** Start of Given data **
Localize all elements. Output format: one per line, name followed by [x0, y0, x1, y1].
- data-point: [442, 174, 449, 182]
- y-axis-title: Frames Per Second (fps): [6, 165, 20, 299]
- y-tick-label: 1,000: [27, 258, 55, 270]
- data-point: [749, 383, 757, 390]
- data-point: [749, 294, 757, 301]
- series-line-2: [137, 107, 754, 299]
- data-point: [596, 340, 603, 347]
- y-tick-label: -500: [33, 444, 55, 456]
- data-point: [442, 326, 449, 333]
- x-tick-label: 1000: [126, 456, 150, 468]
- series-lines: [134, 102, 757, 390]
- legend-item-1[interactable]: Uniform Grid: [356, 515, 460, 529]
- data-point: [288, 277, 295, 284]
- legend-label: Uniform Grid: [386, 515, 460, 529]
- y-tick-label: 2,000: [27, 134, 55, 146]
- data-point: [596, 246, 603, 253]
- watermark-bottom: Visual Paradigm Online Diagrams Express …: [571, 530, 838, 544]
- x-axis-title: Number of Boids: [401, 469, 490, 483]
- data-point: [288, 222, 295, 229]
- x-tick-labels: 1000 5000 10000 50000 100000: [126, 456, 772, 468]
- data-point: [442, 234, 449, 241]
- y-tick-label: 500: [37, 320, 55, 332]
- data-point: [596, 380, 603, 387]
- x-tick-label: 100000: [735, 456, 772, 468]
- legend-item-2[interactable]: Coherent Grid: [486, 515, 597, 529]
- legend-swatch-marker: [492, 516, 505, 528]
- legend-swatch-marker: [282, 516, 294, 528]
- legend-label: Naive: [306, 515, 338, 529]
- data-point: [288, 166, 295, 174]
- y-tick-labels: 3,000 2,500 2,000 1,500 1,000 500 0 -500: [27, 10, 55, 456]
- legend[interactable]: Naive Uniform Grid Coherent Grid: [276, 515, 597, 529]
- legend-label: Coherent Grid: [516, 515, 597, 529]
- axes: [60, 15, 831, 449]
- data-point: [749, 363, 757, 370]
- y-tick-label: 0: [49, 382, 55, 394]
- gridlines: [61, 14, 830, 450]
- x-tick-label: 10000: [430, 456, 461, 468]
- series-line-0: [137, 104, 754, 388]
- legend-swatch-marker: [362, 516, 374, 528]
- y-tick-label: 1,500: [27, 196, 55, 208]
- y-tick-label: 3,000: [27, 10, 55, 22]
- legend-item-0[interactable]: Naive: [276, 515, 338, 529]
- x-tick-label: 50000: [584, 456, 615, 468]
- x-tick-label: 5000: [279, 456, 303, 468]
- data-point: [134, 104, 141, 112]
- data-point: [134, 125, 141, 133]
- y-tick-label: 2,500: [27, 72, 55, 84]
** End of Given data **
The problem: Rewrite the records with "Uniform Grid" changed to "Spatial Hash" everywhere it occurs, leaving every other part of the records unchanged.

Output:
Localize all elements. Output format: one per line, name followed by [x0, y0, x1, y1].
- data-point: [442, 174, 449, 182]
- y-axis-title: Frames Per Second (fps): [6, 165, 20, 299]
- y-tick-label: 1,000: [27, 258, 55, 270]
- data-point: [749, 383, 757, 390]
- data-point: [749, 294, 757, 301]
- series-line-2: [137, 107, 754, 299]
- data-point: [596, 340, 603, 347]
- y-tick-label: -500: [33, 444, 55, 456]
- data-point: [442, 326, 449, 333]
- x-tick-label: 1000: [126, 456, 150, 468]
- series-lines: [134, 102, 757, 390]
- legend-item-1[interactable]: Spatial Hash: [356, 515, 460, 529]
- data-point: [288, 277, 295, 284]
- legend-label: Spatial Hash: [386, 515, 460, 529]
- y-tick-label: 2,000: [27, 134, 55, 146]
- data-point: [596, 246, 603, 253]
- watermark-bottom: Visual Paradigm Online Diagrams Express …: [571, 530, 838, 544]
- x-axis-title: Number of Boids: [401, 469, 490, 483]
- data-point: [288, 222, 295, 229]
- x-tick-labels: 1000 5000 10000 50000 100000: [126, 456, 772, 468]
- data-point: [442, 234, 449, 241]
- y-tick-label: 500: [37, 320, 55, 332]
- data-point: [596, 380, 603, 387]
- x-tick-label: 100000: [735, 456, 772, 468]
- legend-item-2[interactable]: Coherent Grid: [486, 515, 597, 529]
- legend-swatch-marker: [492, 516, 505, 528]
- legend-swatch-marker: [282, 516, 294, 528]
- legend-label: Naive: [306, 515, 338, 529]
- data-point: [288, 166, 295, 174]
- y-tick-labels: 3,000 2,500 2,000 1,500 1,000 500 0 -500: [27, 10, 55, 456]
- legend[interactable]: Naive Spatial Hash Coherent Grid: [276, 515, 597, 529]
- legend-label: Coherent Grid: [516, 515, 597, 529]
- axes: [60, 15, 831, 449]
- data-point: [749, 363, 757, 370]
- y-tick-label: 0: [49, 382, 55, 394]
- gridlines: [61, 14, 830, 450]
- x-tick-label: 10000: [430, 456, 461, 468]
- series-line-0: [137, 104, 754, 388]
- legend-swatch-marker: [362, 516, 374, 528]
- y-tick-label: 1,500: [27, 196, 55, 208]
- y-tick-label: 3,000: [27, 10, 55, 22]
- legend-item-0[interactable]: Naive: [276, 515, 338, 529]
- x-tick-label: 50000: [584, 456, 615, 468]
- x-tick-label: 5000: [279, 456, 303, 468]
- data-point: [134, 104, 141, 112]
- data-point: [134, 125, 141, 133]
- y-tick-label: 2,500: [27, 72, 55, 84]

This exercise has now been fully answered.